Stored data
────────────────────────────────────────
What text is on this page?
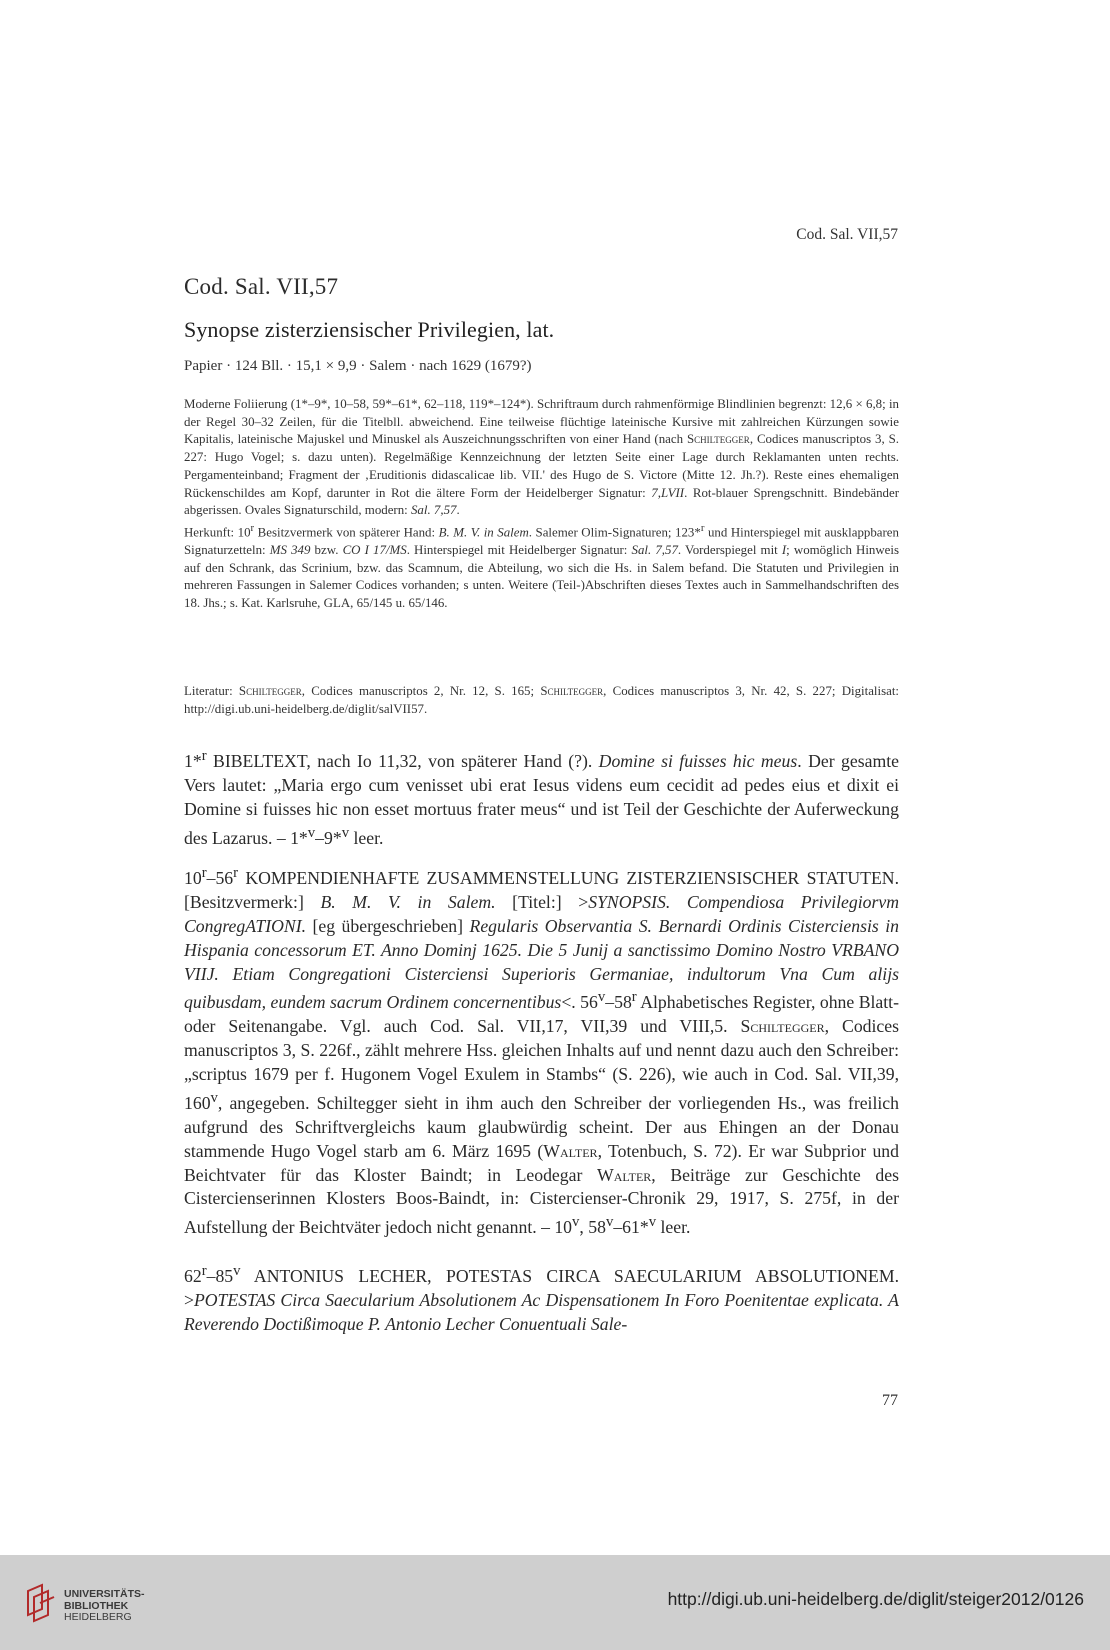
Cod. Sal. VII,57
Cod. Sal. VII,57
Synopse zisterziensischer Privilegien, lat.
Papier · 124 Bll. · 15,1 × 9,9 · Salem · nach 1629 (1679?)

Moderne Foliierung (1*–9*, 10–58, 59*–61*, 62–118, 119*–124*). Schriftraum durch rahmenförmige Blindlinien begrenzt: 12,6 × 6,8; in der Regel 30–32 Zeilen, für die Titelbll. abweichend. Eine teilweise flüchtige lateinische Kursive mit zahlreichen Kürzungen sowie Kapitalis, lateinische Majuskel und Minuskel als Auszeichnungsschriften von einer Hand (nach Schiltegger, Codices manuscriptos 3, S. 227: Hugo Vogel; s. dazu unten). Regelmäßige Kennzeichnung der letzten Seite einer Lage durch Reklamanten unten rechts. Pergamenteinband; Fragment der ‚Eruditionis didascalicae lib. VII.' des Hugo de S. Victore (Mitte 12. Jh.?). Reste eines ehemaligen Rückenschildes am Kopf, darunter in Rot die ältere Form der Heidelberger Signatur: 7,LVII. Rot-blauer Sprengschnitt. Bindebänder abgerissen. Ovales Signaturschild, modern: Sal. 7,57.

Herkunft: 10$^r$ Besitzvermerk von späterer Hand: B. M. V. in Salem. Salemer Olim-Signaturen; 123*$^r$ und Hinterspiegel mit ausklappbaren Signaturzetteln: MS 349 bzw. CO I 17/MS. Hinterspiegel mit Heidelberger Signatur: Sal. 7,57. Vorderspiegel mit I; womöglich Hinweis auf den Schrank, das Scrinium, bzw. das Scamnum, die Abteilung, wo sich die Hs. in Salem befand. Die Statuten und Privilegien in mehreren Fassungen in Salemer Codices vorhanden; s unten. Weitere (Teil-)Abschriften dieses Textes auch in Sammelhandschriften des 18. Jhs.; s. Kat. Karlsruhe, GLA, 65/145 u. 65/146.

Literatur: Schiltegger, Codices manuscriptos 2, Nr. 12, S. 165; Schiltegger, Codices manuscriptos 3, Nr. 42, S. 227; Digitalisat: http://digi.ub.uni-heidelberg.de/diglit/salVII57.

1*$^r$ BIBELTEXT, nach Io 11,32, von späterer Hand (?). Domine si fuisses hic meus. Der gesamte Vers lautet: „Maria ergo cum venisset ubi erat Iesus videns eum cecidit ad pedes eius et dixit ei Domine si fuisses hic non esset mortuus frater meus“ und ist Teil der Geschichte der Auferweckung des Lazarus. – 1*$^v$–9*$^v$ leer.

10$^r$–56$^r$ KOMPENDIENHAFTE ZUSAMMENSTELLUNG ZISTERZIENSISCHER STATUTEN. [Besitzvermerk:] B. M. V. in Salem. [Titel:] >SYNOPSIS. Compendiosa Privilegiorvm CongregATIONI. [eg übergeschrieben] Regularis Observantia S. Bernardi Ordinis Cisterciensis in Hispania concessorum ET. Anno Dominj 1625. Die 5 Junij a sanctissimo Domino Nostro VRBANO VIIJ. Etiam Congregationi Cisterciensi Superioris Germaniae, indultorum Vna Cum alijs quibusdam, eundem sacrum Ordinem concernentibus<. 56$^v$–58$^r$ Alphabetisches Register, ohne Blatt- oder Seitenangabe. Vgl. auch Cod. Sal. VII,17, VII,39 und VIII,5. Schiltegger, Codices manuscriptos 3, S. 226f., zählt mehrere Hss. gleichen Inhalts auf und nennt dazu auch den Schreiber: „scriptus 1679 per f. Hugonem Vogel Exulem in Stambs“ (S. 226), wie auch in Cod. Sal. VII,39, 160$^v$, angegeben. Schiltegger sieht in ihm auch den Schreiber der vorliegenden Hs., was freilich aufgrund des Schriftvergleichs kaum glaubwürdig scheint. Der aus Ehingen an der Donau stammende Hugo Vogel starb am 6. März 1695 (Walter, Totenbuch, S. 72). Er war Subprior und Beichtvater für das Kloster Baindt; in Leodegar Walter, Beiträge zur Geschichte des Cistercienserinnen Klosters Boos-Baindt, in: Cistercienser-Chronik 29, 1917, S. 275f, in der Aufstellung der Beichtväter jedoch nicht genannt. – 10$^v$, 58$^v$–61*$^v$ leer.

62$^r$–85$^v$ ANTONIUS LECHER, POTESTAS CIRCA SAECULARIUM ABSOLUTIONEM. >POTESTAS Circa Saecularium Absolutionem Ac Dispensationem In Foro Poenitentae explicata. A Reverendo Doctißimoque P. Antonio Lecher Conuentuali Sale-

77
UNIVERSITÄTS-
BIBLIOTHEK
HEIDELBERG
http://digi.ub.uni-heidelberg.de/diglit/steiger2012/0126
────────────────────────────────────────
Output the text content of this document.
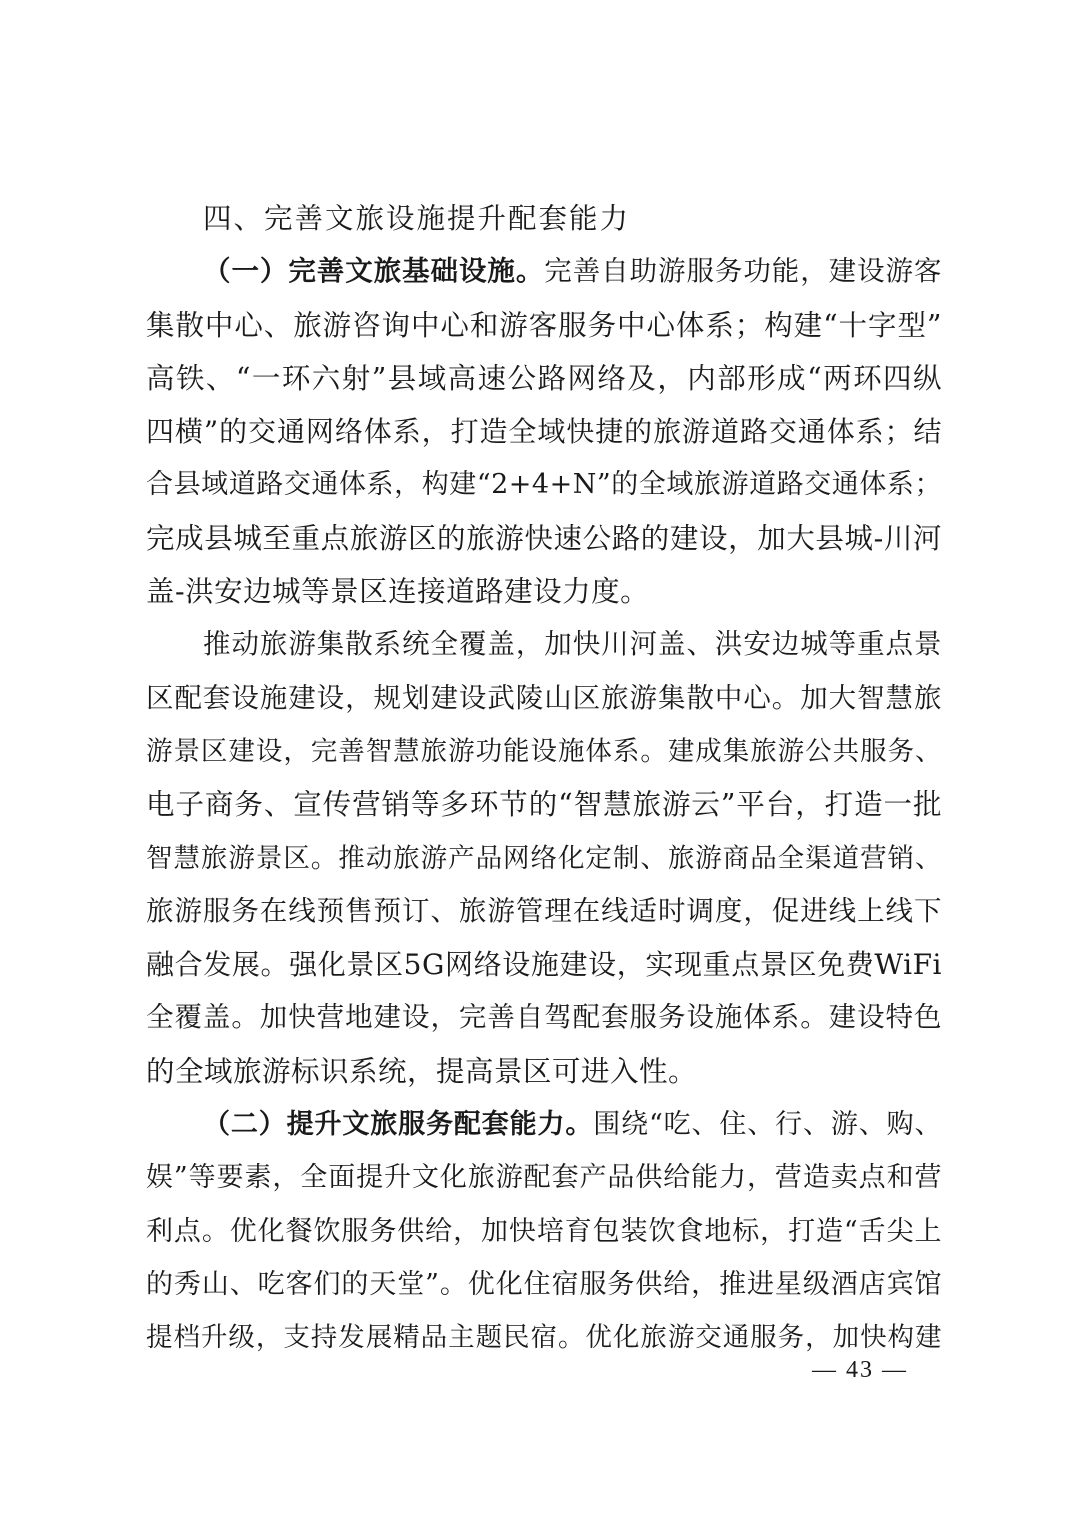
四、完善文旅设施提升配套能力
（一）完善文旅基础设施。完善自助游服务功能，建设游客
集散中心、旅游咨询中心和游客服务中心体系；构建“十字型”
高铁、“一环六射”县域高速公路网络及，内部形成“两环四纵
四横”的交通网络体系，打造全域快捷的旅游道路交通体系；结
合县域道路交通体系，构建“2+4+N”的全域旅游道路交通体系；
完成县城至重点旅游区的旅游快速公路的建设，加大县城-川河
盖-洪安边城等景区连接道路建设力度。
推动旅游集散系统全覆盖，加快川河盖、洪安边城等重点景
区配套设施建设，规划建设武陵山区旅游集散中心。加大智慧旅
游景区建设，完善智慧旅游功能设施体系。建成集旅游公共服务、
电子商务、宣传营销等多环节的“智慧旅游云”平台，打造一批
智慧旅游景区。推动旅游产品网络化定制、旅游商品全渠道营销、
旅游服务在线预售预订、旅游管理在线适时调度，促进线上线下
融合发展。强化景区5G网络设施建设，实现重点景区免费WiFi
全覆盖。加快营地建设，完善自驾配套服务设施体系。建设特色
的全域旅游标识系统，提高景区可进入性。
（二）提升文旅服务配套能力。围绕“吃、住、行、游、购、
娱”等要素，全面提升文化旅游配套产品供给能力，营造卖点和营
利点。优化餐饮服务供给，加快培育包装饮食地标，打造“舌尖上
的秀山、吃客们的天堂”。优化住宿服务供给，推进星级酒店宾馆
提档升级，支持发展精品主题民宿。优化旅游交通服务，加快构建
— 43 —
────────────────────────────────────────
▶ [Stated problem]: Every line containing the string "digi" must be listed.

▶ [Exercise answer]:
Literatur: Schiltegger, Codices manuscriptos 2, Nr. 12, S. 165; Schiltegger, Codices manuscriptos 3, Nr. 42, S. 227; Digitalisat: http://digi.ub.uni-heidelberg.de/diglit/salVII57.
http://digi.ub.uni-heidelberg.de/diglit/steiger2012/0126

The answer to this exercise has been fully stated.